Given records:
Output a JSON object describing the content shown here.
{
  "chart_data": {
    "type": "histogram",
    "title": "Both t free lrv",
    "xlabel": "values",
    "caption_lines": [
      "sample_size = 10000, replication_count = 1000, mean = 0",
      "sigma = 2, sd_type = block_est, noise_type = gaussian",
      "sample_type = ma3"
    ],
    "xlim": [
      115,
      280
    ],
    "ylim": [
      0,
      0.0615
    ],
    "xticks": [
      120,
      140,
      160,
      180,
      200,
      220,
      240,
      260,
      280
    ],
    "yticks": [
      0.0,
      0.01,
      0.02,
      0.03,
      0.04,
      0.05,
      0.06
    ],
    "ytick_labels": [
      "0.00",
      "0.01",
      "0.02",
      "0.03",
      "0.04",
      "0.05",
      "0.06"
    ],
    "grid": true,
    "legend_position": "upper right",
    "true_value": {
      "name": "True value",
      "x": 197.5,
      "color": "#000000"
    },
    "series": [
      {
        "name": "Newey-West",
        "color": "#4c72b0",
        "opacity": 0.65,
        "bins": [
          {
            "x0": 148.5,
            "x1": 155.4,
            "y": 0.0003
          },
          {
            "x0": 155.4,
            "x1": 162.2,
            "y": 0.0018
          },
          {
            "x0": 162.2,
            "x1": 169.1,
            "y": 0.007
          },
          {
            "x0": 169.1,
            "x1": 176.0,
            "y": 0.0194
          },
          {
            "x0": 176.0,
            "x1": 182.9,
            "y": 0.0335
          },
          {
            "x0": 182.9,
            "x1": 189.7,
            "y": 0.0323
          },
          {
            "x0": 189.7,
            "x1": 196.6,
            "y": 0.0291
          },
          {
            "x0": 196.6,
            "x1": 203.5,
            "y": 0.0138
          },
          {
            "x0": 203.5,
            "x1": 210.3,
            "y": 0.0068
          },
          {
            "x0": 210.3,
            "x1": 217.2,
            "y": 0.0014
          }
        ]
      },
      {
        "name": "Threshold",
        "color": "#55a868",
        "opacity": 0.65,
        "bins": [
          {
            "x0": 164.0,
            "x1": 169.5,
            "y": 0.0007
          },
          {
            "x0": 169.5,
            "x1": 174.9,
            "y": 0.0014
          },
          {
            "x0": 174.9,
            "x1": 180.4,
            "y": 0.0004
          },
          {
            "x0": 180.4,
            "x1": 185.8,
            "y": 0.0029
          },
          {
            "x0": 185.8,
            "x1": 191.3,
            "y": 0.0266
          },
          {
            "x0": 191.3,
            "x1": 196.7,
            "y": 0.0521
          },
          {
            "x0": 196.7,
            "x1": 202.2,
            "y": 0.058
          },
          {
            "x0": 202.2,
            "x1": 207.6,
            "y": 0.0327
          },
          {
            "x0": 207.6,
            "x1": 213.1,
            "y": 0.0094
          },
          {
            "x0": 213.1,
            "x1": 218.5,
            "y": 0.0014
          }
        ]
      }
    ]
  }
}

Prompt: For each line of the listing that holds the word "color", show that line.

Exercise output:
      "color": "#000000"
        "color": "#4c72b0",
        "color": "#55a868",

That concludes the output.